For each line that holds "JSON", copy the line out.
===== RECORDS PROVIDED =====
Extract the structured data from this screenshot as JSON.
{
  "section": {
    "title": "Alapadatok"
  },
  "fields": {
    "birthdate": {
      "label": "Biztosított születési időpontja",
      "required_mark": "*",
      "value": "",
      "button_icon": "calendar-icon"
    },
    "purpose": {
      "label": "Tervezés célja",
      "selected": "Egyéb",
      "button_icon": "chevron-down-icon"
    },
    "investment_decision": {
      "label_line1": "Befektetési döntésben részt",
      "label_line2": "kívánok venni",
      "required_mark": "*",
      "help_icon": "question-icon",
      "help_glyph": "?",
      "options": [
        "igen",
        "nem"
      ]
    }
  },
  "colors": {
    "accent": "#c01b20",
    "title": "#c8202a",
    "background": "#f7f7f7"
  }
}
=====
===== RECORDS PROVIDED =====
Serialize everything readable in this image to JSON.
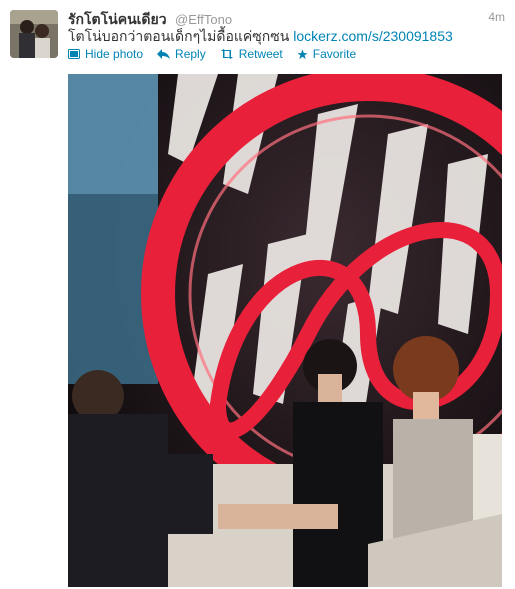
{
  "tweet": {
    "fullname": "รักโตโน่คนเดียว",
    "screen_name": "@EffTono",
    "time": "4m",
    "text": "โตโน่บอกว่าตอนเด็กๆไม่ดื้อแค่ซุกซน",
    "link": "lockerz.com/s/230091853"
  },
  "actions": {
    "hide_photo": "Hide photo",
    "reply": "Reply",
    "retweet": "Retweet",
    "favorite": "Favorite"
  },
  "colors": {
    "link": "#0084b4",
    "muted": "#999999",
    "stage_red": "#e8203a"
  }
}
=====
===== RECORDS PROVIDED =====
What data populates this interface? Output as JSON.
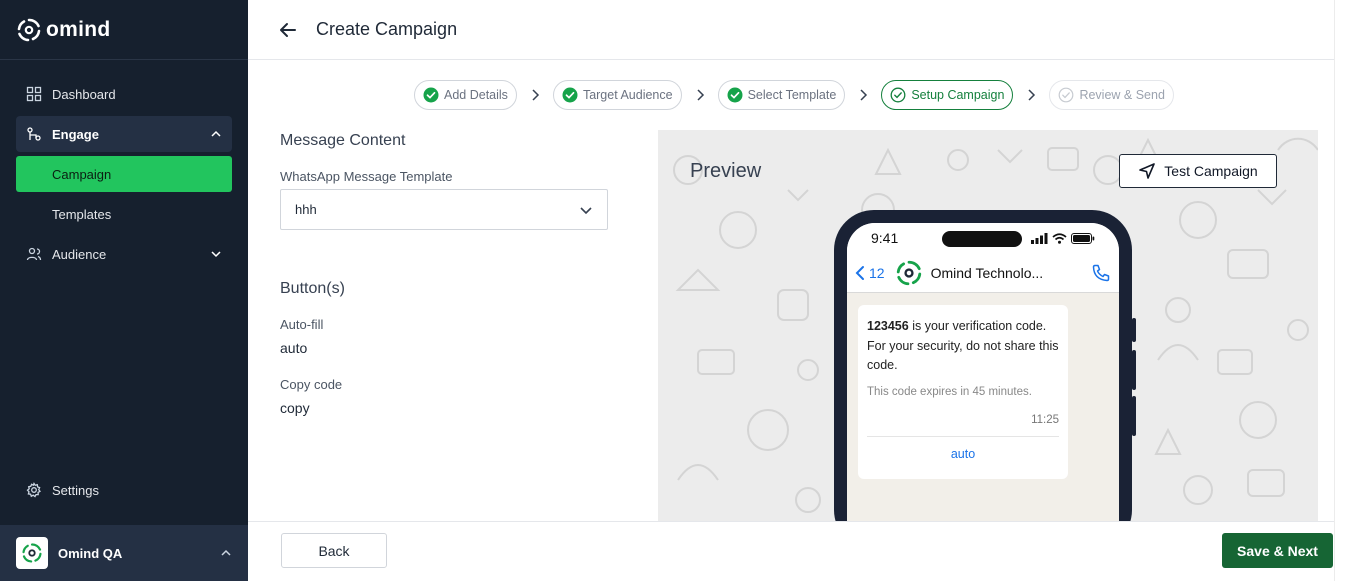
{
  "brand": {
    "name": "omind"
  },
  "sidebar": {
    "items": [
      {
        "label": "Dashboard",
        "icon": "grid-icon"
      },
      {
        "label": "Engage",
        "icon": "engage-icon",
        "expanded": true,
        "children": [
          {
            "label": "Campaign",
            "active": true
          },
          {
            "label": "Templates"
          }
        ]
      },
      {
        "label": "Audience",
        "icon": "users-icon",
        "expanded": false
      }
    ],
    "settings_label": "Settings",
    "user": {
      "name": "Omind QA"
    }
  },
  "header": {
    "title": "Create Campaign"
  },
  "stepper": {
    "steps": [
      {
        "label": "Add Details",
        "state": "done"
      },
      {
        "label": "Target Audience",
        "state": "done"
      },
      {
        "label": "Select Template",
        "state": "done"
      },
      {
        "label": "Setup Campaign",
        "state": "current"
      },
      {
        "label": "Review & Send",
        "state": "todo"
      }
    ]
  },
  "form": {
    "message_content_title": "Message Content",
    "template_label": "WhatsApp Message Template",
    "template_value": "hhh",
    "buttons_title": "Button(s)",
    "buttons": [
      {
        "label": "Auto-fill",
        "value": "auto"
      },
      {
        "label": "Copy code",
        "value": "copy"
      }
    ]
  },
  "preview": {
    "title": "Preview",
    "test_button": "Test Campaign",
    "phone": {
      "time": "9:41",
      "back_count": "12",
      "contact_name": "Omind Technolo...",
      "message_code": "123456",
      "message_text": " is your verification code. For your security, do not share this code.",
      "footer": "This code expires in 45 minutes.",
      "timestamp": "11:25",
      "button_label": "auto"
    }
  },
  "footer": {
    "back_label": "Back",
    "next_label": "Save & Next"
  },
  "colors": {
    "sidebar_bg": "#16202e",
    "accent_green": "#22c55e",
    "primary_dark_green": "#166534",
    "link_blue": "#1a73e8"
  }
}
=====
**EXERCISE SOLUTION**
Extract the structured data from this screenshot as JSON.
Serialize everything readable in this image to JSON.
What data populates this interface? Output as JSON.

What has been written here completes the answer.